=== DATASET RECORDS ===

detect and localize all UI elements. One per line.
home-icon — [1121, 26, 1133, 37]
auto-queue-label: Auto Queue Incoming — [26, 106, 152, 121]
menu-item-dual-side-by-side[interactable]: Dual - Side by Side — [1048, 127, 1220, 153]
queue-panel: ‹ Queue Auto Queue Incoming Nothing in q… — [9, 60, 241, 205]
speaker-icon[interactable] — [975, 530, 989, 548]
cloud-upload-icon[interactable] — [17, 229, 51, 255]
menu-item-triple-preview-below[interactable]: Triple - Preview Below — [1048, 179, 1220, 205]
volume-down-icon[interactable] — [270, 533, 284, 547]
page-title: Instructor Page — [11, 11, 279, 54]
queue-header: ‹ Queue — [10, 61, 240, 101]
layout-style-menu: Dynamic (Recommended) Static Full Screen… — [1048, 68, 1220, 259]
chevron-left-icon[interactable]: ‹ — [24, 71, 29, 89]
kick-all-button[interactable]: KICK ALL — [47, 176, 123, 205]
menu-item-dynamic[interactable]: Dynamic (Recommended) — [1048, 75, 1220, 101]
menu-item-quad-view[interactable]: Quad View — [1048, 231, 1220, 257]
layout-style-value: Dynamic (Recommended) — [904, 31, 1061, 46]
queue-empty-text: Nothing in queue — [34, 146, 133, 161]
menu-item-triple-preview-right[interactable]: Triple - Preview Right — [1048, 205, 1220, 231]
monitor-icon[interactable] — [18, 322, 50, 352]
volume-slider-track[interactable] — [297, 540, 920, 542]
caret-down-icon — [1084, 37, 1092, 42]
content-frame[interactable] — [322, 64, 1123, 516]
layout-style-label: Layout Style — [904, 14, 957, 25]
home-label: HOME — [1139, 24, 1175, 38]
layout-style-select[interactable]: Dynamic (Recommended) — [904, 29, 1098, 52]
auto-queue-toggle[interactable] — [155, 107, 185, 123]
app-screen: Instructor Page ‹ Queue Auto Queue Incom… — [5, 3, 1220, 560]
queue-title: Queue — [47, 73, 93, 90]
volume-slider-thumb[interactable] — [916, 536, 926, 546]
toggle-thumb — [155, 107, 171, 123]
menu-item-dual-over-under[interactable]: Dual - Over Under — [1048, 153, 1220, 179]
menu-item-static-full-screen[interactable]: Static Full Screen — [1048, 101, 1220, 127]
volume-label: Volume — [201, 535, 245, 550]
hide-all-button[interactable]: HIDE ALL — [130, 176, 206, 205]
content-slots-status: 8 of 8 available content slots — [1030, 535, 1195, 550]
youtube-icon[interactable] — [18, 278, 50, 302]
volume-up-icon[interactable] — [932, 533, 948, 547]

===

• **WRITTEN REQUEST**
Reproduce the records above from the start through the line containing "page-title: Instructor Page", substituting "Teacher" for "Instructor" and keeping everything else the same.

• **OUTPUT BELOW**
detect and localize all UI elements. One per line.
home-icon — [1121, 26, 1133, 37]
auto-queue-label: Auto Queue Incoming — [26, 106, 152, 121]
menu-item-dual-side-by-side[interactable]: Dual - Side by Side — [1048, 127, 1220, 153]
queue-panel: ‹ Queue Auto Queue Incoming Nothing in q… — [9, 60, 241, 205]
speaker-icon[interactable] — [975, 530, 989, 548]
cloud-upload-icon[interactable] — [17, 229, 51, 255]
menu-item-triple-preview-below[interactable]: Triple - Preview Below — [1048, 179, 1220, 205]
volume-down-icon[interactable] — [270, 533, 284, 547]
page-title: Teacher Page — [11, 11, 279, 54]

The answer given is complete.